## Problem statement
Note each line that includes the word "subtitle". Copy those lines.

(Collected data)
***
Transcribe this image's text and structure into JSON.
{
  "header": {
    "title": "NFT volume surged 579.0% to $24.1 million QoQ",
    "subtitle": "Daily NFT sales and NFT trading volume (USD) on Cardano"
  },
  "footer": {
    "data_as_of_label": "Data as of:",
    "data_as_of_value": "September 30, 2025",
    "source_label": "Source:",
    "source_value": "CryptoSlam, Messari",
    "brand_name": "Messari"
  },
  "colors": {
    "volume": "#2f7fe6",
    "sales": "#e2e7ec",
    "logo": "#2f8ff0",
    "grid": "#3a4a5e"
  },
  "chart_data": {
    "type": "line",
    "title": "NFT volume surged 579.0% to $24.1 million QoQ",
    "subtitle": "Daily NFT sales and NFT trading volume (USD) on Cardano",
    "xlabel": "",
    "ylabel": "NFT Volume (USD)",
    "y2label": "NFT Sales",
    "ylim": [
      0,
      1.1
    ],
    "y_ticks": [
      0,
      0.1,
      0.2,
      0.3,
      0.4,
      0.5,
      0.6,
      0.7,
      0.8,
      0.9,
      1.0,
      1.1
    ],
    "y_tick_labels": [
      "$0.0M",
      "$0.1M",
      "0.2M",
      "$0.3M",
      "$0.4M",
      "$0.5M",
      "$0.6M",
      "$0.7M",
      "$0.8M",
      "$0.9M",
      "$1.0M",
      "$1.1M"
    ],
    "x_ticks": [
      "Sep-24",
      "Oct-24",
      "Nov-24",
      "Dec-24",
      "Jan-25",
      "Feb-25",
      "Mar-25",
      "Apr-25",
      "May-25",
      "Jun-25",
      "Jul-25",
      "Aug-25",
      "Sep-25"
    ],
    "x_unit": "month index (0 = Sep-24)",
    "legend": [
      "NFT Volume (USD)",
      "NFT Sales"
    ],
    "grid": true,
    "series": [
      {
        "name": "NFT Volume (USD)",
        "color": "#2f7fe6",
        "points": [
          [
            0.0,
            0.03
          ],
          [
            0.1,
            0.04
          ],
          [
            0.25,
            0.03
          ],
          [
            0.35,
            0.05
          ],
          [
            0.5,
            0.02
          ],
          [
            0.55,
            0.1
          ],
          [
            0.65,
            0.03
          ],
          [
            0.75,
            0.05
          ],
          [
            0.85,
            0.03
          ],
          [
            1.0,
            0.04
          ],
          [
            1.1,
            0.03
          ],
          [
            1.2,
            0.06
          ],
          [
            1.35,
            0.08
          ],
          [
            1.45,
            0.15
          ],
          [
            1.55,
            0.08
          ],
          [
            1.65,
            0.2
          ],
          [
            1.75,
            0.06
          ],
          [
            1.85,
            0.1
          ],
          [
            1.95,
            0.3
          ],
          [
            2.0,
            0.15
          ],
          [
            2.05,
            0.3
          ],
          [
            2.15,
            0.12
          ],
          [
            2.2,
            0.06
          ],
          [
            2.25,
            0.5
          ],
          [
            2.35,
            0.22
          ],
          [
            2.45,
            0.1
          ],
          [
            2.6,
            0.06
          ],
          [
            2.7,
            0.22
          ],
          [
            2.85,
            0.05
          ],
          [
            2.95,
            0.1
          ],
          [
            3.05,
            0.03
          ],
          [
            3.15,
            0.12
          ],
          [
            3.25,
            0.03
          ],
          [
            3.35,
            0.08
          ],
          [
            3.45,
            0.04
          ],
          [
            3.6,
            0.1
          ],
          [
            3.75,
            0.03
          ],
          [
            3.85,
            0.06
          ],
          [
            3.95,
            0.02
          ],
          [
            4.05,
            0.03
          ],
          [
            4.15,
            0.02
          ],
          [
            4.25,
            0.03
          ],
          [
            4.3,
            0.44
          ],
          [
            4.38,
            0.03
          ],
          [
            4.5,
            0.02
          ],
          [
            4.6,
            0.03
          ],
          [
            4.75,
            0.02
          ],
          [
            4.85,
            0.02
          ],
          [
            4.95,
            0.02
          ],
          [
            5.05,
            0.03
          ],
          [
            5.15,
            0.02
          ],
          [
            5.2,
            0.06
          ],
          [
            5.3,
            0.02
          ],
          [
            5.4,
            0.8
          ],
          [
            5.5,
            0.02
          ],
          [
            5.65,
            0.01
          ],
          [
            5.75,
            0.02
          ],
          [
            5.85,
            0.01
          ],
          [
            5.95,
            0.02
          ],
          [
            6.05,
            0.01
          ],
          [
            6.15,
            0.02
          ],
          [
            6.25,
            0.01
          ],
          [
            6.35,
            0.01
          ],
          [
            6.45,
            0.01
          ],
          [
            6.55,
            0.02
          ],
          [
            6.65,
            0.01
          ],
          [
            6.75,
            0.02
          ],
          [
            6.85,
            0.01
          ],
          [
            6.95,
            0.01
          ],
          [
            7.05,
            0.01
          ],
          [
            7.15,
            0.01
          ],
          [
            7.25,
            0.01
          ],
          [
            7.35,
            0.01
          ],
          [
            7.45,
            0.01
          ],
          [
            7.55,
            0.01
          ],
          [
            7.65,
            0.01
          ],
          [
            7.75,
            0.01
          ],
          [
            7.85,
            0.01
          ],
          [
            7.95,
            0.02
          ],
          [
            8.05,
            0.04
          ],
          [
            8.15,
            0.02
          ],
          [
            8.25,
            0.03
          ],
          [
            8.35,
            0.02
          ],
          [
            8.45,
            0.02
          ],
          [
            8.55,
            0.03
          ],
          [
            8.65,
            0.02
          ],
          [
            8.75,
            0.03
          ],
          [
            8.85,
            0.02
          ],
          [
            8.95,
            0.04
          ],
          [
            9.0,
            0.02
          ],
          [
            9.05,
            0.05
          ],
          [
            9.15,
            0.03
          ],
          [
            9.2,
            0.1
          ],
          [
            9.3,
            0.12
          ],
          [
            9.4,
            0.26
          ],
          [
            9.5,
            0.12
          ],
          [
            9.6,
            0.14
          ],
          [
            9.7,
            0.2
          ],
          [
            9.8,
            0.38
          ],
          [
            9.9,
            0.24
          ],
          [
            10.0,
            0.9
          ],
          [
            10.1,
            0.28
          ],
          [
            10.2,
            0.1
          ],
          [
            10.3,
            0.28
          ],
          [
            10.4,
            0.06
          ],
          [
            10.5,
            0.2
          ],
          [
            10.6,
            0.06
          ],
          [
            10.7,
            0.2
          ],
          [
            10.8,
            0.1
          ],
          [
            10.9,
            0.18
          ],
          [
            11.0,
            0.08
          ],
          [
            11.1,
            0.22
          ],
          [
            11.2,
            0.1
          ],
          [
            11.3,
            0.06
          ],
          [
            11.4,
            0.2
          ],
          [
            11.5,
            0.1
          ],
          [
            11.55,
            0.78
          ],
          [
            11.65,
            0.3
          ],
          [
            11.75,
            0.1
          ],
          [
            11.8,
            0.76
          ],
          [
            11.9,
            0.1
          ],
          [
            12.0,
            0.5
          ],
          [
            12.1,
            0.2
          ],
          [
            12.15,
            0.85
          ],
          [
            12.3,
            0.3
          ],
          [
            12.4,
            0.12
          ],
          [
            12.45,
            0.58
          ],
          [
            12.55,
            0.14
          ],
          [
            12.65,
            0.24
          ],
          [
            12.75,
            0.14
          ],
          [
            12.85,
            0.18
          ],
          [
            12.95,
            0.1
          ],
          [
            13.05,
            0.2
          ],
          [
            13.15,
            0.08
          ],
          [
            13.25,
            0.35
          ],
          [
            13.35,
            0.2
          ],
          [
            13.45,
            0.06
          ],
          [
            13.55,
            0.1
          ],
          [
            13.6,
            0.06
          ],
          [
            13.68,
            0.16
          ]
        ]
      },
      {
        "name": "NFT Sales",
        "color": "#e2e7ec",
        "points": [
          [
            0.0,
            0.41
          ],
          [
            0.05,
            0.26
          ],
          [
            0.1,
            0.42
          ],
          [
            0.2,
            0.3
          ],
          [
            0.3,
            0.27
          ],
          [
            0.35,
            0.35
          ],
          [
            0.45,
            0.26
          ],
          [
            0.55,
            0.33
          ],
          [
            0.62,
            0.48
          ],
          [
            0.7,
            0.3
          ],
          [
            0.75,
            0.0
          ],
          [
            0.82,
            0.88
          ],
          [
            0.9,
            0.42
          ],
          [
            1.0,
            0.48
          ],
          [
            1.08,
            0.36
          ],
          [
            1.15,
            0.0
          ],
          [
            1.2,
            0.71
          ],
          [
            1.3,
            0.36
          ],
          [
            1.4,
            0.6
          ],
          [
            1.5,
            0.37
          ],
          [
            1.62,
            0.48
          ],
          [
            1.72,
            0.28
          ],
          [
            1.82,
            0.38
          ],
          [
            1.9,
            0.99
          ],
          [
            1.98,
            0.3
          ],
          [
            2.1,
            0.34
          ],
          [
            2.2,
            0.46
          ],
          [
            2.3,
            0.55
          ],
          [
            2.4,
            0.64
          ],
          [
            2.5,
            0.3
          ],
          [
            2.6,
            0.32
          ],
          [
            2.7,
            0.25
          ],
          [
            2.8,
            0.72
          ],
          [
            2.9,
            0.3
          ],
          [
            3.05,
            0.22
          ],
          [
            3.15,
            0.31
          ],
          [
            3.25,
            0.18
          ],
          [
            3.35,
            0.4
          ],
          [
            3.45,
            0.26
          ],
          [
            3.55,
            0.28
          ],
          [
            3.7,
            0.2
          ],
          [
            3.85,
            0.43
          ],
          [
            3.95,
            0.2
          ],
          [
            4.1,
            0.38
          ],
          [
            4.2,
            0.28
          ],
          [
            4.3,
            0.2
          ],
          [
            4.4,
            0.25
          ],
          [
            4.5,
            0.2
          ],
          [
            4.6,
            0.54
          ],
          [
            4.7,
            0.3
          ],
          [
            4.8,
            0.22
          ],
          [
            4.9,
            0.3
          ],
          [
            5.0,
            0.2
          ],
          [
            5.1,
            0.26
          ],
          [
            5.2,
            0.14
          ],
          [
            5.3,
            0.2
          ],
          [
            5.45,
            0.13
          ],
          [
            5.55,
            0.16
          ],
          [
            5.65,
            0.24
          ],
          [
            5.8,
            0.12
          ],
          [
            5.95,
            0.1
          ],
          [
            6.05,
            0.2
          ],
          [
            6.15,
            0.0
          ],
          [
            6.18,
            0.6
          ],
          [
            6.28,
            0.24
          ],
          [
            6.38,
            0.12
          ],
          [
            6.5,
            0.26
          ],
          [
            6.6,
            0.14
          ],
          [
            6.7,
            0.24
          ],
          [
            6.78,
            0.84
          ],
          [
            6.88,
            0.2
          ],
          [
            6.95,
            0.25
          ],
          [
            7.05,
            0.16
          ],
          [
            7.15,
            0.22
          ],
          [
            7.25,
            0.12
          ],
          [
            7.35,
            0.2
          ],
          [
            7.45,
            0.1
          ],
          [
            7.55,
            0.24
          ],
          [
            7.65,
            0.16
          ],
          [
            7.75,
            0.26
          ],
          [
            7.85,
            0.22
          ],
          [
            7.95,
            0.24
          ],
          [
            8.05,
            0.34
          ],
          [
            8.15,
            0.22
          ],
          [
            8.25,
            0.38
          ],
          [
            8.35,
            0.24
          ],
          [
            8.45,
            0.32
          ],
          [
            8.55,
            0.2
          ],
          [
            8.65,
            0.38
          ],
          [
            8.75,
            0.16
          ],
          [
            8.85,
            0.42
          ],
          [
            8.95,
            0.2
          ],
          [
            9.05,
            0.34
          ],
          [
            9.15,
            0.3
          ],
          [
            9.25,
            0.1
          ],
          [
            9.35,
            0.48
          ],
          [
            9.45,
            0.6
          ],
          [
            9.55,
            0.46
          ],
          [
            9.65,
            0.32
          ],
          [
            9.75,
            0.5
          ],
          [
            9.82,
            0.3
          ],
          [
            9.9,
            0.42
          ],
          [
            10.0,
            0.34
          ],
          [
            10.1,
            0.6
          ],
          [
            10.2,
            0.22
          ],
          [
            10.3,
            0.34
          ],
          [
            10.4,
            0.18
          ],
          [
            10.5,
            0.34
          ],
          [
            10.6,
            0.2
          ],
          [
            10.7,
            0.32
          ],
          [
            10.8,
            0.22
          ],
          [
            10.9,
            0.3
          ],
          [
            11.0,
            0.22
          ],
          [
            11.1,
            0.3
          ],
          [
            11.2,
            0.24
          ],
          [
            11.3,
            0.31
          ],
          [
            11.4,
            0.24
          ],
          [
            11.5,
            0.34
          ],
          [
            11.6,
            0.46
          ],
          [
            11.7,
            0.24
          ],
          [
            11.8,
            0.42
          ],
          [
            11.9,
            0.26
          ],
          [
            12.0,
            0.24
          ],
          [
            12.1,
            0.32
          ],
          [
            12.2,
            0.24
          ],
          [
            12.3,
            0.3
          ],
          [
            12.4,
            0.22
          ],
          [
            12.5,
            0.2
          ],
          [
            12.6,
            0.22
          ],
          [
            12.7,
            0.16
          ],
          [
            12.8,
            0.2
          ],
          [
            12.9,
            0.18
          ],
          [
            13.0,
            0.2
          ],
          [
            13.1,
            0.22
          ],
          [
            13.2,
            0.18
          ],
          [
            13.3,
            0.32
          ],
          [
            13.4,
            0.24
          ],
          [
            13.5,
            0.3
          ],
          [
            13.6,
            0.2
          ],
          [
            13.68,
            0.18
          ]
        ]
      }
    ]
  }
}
***
## Answer for this exercise
    "subtitle": "Daily NFT sales and NFT trading volume (USD) on Cardano"
    "subtitle": "Daily NFT sales and NFT trading volume (USD) on Cardano",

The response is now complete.